Written instruction A :: Copy the drilling system text word for word, everything from "FIG. 2 is an" down to "for drilling operations.".

Text segment ::
####
BRIEF DESCRIPTION OF THE DRAWINGS

FIG. 1 is an overview depiction of an oilfield with a well accommodating a dynamic load resistant drilling system.

FIG. 2 is an enlarged view of a drilling device and an electronics package assembly taken from 2-2 of FIG. 1.

FIG. 3 is a flow diagram illustrating a technique for gathering historical dynamic load information.

FIG. 4 is a flow diagram illustrating a technique to establishing initial parameters for drilling operations.

FIG. 5 is a phase diagram illustrating a dynamically adjustable zone of weight on bit versus rpm based on real-time information acquired after initiation of drilling operations.

FIG. 6 is a flow-chart summarizing an embodiment of utilizing a dynamic load resistant drilling system.

DETAILED DESCRIPTION

In the following description, numerous details are set forth to provide an understanding of the present disclosure. This includes description of the surrounding environment in which embodiments detailed herein may be utilized. Additionally, it will be understood by those skilled in the art that the embodiments described may be practiced without these and other particular de. Further, numerous variations or modifications may be employed which remain contemplated by the embodiments as specifically described.
####
[Layout element entries]

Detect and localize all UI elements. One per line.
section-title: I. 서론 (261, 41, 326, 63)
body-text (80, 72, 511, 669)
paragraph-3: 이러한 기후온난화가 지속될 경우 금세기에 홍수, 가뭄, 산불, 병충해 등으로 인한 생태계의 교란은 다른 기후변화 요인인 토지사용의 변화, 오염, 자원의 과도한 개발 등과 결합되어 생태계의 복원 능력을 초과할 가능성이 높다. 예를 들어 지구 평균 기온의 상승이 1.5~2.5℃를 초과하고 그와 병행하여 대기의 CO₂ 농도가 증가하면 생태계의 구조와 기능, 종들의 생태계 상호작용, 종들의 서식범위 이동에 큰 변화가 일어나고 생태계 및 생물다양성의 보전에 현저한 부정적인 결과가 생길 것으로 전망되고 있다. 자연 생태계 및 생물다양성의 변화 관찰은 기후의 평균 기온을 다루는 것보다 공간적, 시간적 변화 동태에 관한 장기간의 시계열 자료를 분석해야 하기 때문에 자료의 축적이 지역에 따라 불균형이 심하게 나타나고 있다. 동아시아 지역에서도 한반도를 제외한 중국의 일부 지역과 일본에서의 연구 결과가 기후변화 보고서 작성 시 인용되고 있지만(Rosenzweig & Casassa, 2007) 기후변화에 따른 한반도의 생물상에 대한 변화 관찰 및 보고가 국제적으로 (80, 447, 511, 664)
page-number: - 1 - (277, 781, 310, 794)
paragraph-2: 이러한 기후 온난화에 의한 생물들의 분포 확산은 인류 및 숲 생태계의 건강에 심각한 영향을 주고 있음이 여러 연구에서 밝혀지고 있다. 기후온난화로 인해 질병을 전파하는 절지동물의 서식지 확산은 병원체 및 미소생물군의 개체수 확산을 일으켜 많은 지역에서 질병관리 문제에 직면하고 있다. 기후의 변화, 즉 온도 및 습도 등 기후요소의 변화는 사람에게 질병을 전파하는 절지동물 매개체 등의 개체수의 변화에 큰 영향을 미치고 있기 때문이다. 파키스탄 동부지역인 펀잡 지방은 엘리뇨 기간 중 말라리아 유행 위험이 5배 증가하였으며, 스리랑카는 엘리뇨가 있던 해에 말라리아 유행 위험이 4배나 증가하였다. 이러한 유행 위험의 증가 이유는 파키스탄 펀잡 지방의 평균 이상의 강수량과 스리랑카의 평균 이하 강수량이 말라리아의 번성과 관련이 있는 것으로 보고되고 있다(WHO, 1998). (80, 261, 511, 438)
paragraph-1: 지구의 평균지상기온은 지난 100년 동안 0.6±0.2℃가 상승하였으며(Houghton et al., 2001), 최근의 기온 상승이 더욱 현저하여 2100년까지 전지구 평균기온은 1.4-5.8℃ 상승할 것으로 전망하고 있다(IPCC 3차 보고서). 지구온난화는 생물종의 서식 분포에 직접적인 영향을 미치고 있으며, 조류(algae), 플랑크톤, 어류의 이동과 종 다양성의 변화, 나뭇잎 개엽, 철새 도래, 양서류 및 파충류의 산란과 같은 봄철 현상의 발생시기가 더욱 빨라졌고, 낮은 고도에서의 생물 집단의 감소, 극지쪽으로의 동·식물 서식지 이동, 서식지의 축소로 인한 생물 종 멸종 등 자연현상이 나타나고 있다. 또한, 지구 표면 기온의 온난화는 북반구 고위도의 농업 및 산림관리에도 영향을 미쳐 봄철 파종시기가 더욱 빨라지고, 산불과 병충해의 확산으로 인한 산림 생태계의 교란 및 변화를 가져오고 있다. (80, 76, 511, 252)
####
Written instruction B :: Express everything from the start of the records down to the line containing "paragraph-2: 이러한 기후" as a JSON list of strings, one string per line and with blank lines left out.

Task output A ::
FIG. 2 is an enlarged view of a drilling device and an electronics package assembly taken from 2-2 of FIG. 1.

FIG. 3 is a flow diagram illustrating a technique for gathering historical dynamic load information.

FIG. 4 is a flow diagram illustrating a technique to establishing initial parameters for drilling operations.

Task output B ::
[
  "Detect and localize all UI elements. One per line.",
  "section-title: I. 서론 (261, 41, 326, 63)",
  "body-text (80, 72, 511, 669)",
  "paragraph-3: 이러한 기후온난화가 지속될 경우 금세기에 홍수, 가뭄, 산불, 병충해 등으로 인한 생태계의 교란은 다른 기후변화 요인인 토지사용의 변화, 오염, 자원의 과도한 개발 등과 결합되어 생태계의 복원 능력을 초과할 가능성이 높다. 예를 들어 지구 평균 기온의 상승이 1.5~2.5℃를 초과하고 그와 병행하여 대기의 CO₂ 농도가 증가하면 생태계의 구조와 기능, 종들의 생태계 상호작용, 종들의 서식범위 이동에 큰 변화가 일어나고 생태계 및 생물다양성의 보전에 현저한 부정적인 결과가 생길 것으로 전망되고 있다. 자연 생태계 및 생물다양성의 변화 관찰은 기후의 평균 기온을 다루는 것보다 공간적, 시간적 변화 동태에 관한 장기간의 시계열 자료를 분석해야 하기 때문에 자료의 축적이 지역에 따라 불균형이 심하게 나타나고 있다. 동아시아 지역에서도 한반도를 제외한 중국의 일부 지역과 일본에서의 연구 결과가 기후변화 보고서 작성 시 인용되고 있지만(Rosenzweig & Casassa, 2007) 기후변화에 따른 한반도의 생물상에 대한 변화 관찰 및 보고가 국제적으로 (80, 447, 511, 664)",
  "page-number: - 1 - (277, 781, 310, 794)",
  "paragraph-2: 이러한 기후 온난화에 의한 생물들의 분포 확산은 인류 및 숲 생태계의 건강에 심각한 영향을 주고 있음이 여러 연구에서 밝혀지고 있다. 기후온난화로 인해 질병을 전파하는 절지동물의 서식지 확산은 병원체 및 미소생물군의 개체수 확산을 일으켜 많은 지역에서 질병관리 문제에 직면하고 있다. 기후의 변화, 즉 온도 및 습도 등 기후요소의 변화는 사람에게 질병을 전파하는 절지동물 매개체 등의 개체수의 변화에 큰 영향을 미치고 있기 때문이다. 파키스탄 동부지역인 펀잡 지방은 엘리뇨 기간 중 말라리아 유행 위험이 5배 증가하였으며, 스리랑카는 엘리뇨가 있던 해에 말라리아 유행 위험이 4배나 증가하였다. 이러한 유행 위험의 증가 이유는 파키스탄 펀잡 지방의 평균 이상의 강수량과 스리랑카의 평균 이하 강수량이 말라리아의 번성과 관련이 있는 것으로 보고되고 있다(WHO, 1998). (80, 261, 511, 438)"
]